**** Task data ****

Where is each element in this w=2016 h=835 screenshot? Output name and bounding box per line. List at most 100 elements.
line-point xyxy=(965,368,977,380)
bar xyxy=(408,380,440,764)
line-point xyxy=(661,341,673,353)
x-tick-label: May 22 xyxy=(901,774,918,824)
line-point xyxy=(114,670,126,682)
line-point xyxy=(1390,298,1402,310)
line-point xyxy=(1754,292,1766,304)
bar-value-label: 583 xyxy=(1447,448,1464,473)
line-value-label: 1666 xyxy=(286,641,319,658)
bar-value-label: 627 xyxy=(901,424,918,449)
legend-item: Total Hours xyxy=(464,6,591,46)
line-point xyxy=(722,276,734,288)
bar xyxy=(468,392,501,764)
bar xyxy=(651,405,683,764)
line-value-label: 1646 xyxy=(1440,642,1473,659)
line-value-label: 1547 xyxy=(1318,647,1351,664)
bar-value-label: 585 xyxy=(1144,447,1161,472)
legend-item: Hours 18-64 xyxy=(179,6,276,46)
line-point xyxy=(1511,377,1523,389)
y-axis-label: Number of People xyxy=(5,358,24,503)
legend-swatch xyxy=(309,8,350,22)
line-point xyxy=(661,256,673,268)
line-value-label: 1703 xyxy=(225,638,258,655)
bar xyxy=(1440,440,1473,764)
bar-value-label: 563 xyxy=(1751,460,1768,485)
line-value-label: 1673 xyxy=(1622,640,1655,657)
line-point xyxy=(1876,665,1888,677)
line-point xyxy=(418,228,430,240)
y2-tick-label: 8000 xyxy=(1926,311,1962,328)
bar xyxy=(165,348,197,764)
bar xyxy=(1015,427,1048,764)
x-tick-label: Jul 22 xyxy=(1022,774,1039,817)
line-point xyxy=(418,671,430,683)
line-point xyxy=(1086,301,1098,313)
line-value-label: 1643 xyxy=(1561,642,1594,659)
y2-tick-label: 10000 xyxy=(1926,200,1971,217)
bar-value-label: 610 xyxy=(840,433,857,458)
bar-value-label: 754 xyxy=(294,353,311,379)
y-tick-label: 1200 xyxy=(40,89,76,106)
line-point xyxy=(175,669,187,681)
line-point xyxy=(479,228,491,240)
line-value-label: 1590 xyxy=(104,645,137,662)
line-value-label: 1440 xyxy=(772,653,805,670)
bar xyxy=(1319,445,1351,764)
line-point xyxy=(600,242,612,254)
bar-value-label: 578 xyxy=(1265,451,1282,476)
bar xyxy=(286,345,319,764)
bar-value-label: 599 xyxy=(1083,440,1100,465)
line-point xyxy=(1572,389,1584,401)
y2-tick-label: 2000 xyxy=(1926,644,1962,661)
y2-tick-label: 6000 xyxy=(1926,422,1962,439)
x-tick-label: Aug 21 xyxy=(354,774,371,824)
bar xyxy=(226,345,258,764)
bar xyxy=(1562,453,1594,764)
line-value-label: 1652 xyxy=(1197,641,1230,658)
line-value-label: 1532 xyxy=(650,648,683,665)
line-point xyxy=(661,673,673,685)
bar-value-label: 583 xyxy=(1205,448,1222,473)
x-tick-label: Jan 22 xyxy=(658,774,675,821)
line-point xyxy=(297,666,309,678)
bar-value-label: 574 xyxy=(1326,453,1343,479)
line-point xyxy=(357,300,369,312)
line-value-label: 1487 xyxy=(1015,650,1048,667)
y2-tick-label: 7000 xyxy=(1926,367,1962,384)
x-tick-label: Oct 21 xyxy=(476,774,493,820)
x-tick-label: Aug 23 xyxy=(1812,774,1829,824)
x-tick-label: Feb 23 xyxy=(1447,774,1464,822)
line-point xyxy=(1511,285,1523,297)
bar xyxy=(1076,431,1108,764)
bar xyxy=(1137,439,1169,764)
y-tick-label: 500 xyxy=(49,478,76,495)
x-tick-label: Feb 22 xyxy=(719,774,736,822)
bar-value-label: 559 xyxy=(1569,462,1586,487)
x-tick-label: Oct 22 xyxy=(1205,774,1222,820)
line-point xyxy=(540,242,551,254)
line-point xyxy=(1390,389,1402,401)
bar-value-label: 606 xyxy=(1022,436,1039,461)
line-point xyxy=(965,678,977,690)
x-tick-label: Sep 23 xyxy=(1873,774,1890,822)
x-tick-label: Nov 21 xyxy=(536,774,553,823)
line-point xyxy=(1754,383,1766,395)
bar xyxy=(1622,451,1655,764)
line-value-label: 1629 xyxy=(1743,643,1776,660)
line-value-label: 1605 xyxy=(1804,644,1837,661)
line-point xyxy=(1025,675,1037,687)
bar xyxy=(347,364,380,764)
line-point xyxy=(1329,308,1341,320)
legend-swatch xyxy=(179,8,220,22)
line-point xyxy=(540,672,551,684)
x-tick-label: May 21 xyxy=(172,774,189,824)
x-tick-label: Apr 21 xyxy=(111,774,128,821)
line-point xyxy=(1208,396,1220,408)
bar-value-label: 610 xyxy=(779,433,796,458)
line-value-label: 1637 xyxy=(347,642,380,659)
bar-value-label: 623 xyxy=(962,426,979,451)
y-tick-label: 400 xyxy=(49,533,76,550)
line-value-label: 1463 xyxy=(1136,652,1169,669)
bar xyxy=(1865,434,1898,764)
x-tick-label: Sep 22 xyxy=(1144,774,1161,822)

****

▶ [What is asked]: Reproduce all of the records above word for word, leaving every line unchanged.

▶ [In response]:
Where is each element in this w=2016 h=835 screenshot? Output name and bounding box per line. List at most 100 elements.
line-point xyxy=(965,368,977,380)
bar xyxy=(408,380,440,764)
line-point xyxy=(661,341,673,353)
x-tick-label: May 22 xyxy=(901,774,918,824)
line-point xyxy=(114,670,126,682)
line-point xyxy=(1390,298,1402,310)
line-point xyxy=(1754,292,1766,304)
bar-value-label: 583 xyxy=(1447,448,1464,473)
line-value-label: 1666 xyxy=(286,641,319,658)
bar-value-label: 627 xyxy=(901,424,918,449)
legend-item: Total Hours xyxy=(464,6,591,46)
line-point xyxy=(722,276,734,288)
bar xyxy=(468,392,501,764)
bar xyxy=(651,405,683,764)
line-value-label: 1646 xyxy=(1440,642,1473,659)
line-value-label: 1547 xyxy=(1318,647,1351,664)
bar-value-label: 585 xyxy=(1144,447,1161,472)
legend-item: Hours 18-64 xyxy=(179,6,276,46)
line-point xyxy=(1511,377,1523,389)
y-axis-label: Number of People xyxy=(5,358,24,503)
legend-swatch xyxy=(309,8,350,22)
line-point xyxy=(661,256,673,268)
line-value-label: 1703 xyxy=(225,638,258,655)
bar xyxy=(1440,440,1473,764)
bar-value-label: 563 xyxy=(1751,460,1768,485)
line-value-label: 1673 xyxy=(1622,640,1655,657)
line-point xyxy=(1876,665,1888,677)
line-point xyxy=(418,228,430,240)
y2-tick-label: 8000 xyxy=(1926,311,1962,328)
bar xyxy=(165,348,197,764)
bar xyxy=(1015,427,1048,764)
x-tick-label: Jul 22 xyxy=(1022,774,1039,817)
line-point xyxy=(418,671,430,683)
line-point xyxy=(1086,301,1098,313)
line-value-label: 1643 xyxy=(1561,642,1594,659)
y2-tick-label: 10000 xyxy=(1926,200,1971,217)
bar-value-label: 610 xyxy=(840,433,857,458)
bar-value-label: 754 xyxy=(294,353,311,379)
y-tick-label: 1200 xyxy=(40,89,76,106)
line-point xyxy=(175,669,187,681)
line-point xyxy=(479,228,491,240)
line-value-label: 1590 xyxy=(104,645,137,662)
line-value-label: 1440 xyxy=(772,653,805,670)
bar xyxy=(1319,445,1351,764)
line-point xyxy=(600,242,612,254)
bar-value-label: 578 xyxy=(1265,451,1282,476)
bar xyxy=(286,345,319,764)
bar-value-label: 599 xyxy=(1083,440,1100,465)
line-point xyxy=(1572,389,1584,401)
y2-tick-label: 2000 xyxy=(1926,644,1962,661)
y2-tick-label: 6000 xyxy=(1926,422,1962,439)
x-tick-label: Aug 21 xyxy=(354,774,371,824)
bar xyxy=(226,345,258,764)
bar xyxy=(1562,453,1594,764)
line-value-label: 1652 xyxy=(1197,641,1230,658)
line-value-label: 1532 xyxy=(650,648,683,665)
line-point xyxy=(661,673,673,685)
bar-value-label: 583 xyxy=(1205,448,1222,473)
x-tick-label: Jan 22 xyxy=(658,774,675,821)
line-point xyxy=(297,666,309,678)
bar-value-label: 574 xyxy=(1326,453,1343,479)
line-point xyxy=(357,300,369,312)
line-value-label: 1487 xyxy=(1015,650,1048,667)
y2-tick-label: 7000 xyxy=(1926,367,1962,384)
x-tick-label: Oct 21 xyxy=(476,774,493,820)
x-tick-label: Aug 23 xyxy=(1812,774,1829,824)
x-tick-label: Feb 23 xyxy=(1447,774,1464,822)
line-point xyxy=(1511,285,1523,297)
bar xyxy=(1076,431,1108,764)
bar xyxy=(1137,439,1169,764)
y-tick-label: 500 xyxy=(49,478,76,495)
x-tick-label: Feb 22 xyxy=(719,774,736,822)
bar-value-label: 559 xyxy=(1569,462,1586,487)
x-tick-label: Oct 22 xyxy=(1205,774,1222,820)
line-point xyxy=(540,242,551,254)
line-point xyxy=(1390,389,1402,401)
bar-value-label: 606 xyxy=(1022,436,1039,461)
line-point xyxy=(965,678,977,690)
x-tick-label: Sep 23 xyxy=(1873,774,1890,822)
x-tick-label: Nov 21 xyxy=(536,774,553,823)
line-point xyxy=(1754,383,1766,395)
bar xyxy=(1622,451,1655,764)
line-value-label: 1629 xyxy=(1743,643,1776,660)
line-value-label: 1605 xyxy=(1804,644,1837,661)
line-point xyxy=(1025,675,1037,687)
bar xyxy=(347,364,380,764)
line-point xyxy=(1329,308,1341,320)
legend-swatch xyxy=(179,8,220,22)
line-point xyxy=(540,672,551,684)
x-tick-label: May 21 xyxy=(172,774,189,824)
x-tick-label: Apr 21 xyxy=(111,774,128,821)
line-point xyxy=(1208,396,1220,408)
bar-value-label: 610 xyxy=(779,433,796,458)
line-value-label: 1637 xyxy=(347,642,380,659)
bar-value-label: 623 xyxy=(962,426,979,451)
y-tick-label: 400 xyxy=(49,533,76,550)
line-value-label: 1463 xyxy=(1136,652,1169,669)
bar xyxy=(1865,434,1898,764)
x-tick-label: Sep 22 xyxy=(1144,774,1161,822)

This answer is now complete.